── Record list ──

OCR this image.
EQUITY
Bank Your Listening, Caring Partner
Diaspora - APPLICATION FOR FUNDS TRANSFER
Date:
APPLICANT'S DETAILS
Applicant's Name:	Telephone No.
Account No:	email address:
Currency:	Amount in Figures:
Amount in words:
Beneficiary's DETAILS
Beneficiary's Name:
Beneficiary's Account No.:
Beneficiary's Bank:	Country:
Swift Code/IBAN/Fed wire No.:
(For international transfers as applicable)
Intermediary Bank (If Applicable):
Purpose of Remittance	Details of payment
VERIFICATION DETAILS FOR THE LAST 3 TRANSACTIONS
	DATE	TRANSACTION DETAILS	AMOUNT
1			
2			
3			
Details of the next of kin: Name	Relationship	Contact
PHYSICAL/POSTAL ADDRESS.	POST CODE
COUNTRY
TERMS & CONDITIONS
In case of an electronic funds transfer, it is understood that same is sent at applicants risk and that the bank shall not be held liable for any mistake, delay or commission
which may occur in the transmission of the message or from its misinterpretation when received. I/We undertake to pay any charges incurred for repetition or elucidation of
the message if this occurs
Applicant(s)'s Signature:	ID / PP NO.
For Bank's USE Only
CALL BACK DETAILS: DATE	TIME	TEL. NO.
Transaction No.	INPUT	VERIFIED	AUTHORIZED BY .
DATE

───

Requirements: Pull out each line of the listing that holds the string "message".

Reply:
which may occur in the transmission of the message or from its misinterpretation when received. I/We undertake to pay any charges incurred for repetition or elucidation of
the message if this occurs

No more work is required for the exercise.